── Extract to read ──

Indeed, control of immigration was an integral part of the attempt to “remake American economic life through the agency of an administrative state” (page 10). One of the key steps in the consolidation of the latter was the Chinese Exclusion Act of 1882. According to Edward A. Ross, Professor of Sociology at the University of Wisconsin-Madison, workers of “inferior races” accepted lower wages than American workmen, who chose to have fewer children in the face of such unfair competition. Ross used the term “race suicide” to describe how the Coolie, if permitted unfettered entry, would underbid and outbreed the white labourer. In his History of the American People, Professor Woodrow Wilson concurred, referring to what he called the “strange debasing habits of life…” of the Chinese.

As the author observes, this living standard theory of wages assumed that race, a supposedly immutable factor, predisposed “inferior”, less productive workers to accept a lower standard of living. And it could readily be applied to other allegedly inferior groups of workers, including women. University of Wisconsin economist John R. Commons, for one, opined that “those races which have developed under a tropical sun are…indolent and fickle”. He also bewailed the economic competition of the Jews. Settlement-house-worker Jacob Riis agreed with Commons, claiming that the Jew’s “price is not what he can get but the lowest he can live for and underbid his neighbour”. This unfair advantage had enabled the Jews to monopolise New York’s garment industry, in Riis’s estimation.

Concerning the discourse of “race suicide” and “race displacement” elaborated by progressive scholars, a key text was William Z. Ripley’s The Races of Europe (1899). This book contained “The most influential racial taxonomy of the Progressive Era…” (page 71). Using three criteria, namely, cephalic index, colour and stature, Ripley posited three distinct European races, to wit, Teutons, Alpines and Mediterraneans. He believed that the interbreeding of immigrants from the two “inferior” races, Alpines and Mediterraneans, “threatened to produce an atavistic European type, a kind of negroid throwback” (Leonard, page 72).

Measuring and fact finding “formed the core of the progressives’ scientific sensibility” (page 69). “Taylorism”, or “scientific management”, was but one example. The development of intelligence tests by distinguished psychologists such as Louis Terman and Henry Herbert Goddard provided an additional means whereby supposedly “inferior” elements could be identified. Goddard, author of The Kallikak Family (1912), tested the IQ’s of immigrants arriving at Ellis Island. He claimed that 84% of them were feeble-minded.

───
── Entries shown ──

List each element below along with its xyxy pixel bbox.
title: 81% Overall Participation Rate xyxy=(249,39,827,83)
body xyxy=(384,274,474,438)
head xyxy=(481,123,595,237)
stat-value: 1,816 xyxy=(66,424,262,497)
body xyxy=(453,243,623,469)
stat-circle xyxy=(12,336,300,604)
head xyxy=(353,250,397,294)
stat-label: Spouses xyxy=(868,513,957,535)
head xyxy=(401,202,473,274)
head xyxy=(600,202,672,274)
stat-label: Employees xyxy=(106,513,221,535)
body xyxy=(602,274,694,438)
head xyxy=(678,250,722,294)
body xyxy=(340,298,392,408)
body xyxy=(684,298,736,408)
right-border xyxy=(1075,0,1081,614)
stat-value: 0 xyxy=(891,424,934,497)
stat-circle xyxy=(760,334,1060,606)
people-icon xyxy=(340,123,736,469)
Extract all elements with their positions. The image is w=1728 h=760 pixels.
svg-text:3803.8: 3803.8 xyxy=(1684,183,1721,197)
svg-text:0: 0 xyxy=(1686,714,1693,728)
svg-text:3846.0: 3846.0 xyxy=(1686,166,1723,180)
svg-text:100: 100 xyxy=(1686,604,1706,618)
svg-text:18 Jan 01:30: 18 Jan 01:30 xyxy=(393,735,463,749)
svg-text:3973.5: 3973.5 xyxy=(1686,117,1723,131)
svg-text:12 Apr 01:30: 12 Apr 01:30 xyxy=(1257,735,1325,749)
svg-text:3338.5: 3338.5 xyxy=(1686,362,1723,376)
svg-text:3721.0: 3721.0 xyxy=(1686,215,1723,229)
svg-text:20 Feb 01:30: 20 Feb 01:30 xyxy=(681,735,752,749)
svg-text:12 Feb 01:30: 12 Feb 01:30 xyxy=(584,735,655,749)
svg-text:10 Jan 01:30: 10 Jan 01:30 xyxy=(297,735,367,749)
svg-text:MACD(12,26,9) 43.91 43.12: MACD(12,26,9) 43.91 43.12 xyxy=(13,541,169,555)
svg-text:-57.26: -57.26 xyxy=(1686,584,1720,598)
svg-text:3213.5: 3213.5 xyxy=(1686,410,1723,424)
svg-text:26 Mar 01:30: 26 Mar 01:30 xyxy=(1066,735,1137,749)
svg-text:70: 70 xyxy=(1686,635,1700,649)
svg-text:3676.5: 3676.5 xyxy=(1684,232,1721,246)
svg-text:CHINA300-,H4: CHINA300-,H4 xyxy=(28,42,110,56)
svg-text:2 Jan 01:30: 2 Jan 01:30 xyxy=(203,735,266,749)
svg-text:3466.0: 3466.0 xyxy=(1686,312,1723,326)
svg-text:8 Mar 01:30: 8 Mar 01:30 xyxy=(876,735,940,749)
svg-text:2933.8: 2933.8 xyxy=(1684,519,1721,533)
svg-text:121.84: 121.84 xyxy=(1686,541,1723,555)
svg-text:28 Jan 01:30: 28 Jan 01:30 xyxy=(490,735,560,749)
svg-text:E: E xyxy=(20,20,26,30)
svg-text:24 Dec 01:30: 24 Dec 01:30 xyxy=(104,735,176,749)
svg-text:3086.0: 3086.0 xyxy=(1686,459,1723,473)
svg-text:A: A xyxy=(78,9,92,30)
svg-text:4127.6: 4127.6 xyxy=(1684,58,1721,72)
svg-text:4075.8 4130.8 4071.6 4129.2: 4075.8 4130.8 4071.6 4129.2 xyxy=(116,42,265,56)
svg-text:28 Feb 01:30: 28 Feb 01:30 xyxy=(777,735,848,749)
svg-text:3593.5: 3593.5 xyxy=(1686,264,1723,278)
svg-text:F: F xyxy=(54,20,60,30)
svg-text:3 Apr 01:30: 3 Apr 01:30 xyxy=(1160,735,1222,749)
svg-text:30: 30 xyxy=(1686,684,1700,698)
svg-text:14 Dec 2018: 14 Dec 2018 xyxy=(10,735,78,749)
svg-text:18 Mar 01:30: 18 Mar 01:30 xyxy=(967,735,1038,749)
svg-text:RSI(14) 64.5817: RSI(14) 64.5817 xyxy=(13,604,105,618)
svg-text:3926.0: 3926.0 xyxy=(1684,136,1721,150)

───

Exercise aim: Continue the review of Progressive Era economics, race and immigration from where it stops.

Written response:
Princeton psychologist Carl Brigham, likewise, inferred that the extensive IQ testing of Army draftees during World War 1 conclusively proved that the Nordics (Ripley’s Teutons) were more intelligent on average than the Mediterranean, Alpine and Negro types. “At bottom”, Leonard avers, “eugenics was based on the fear of inferiority, of being inundated from without, or of suffering degeneration from within” (page 114). This fear is perfectly captured by the title of Lothrop Stoddard’s influential tome The Rising Tide of Colour Against White World Supremacy (1920). 

The Dillingham Commission (1907-1910) was set up by Congress to investigate the putative effects of immigration on American workers’ wages and employment. Its 300 staff members studied 3 million immigrants, no less. In due course, it produced forty-one volumes of diverse material, including material pertaining to head shape and criminality. As Leonard observes, the Commission’s 1910 report “added its political and scientific authority to the anti-immigrant cause” (page 149), a cause in which Progressive economists and other social scientists had played such a prominent part. It included a Dictionary of Races and Peoples, written by anthropologist Daniel Folkmar which endeavoured, with little success, to resolve the “different and conflicting taxonomies of European peoples” (page 150). These difficulties notwithstanding, racially undesirable aliens, as defined by the Commission, were in due course excluded by the Immigration Act of 1917.

Dr Leonard has an exemplary grasp of the heterogeneous nature of social Darwinism. As he observes, there was “something in Darwin for everyone” (page 89), even for Sir Francis Galton’s biographer Karl Pearson, a self-styled socialist. However, his (Leonard’s) suggestion (page 115) that “all eugenicists…were illiberal” is incorrect. Galton was the undisputed founder of eugenics and he introduced the term in his 1883 book Inquiries into Human Faculty and its Development. Yet Galton invariably emphasised positive eugenic measures, such as the provision of monetary incentives to encourage eugenic marriages. He is not responsible for the coercive, eugenic measures, notably compulsory sterilisation, that were enacted in the United States and Nazi Germany. This caveat aside, Illiberal Reformers is a tour de force.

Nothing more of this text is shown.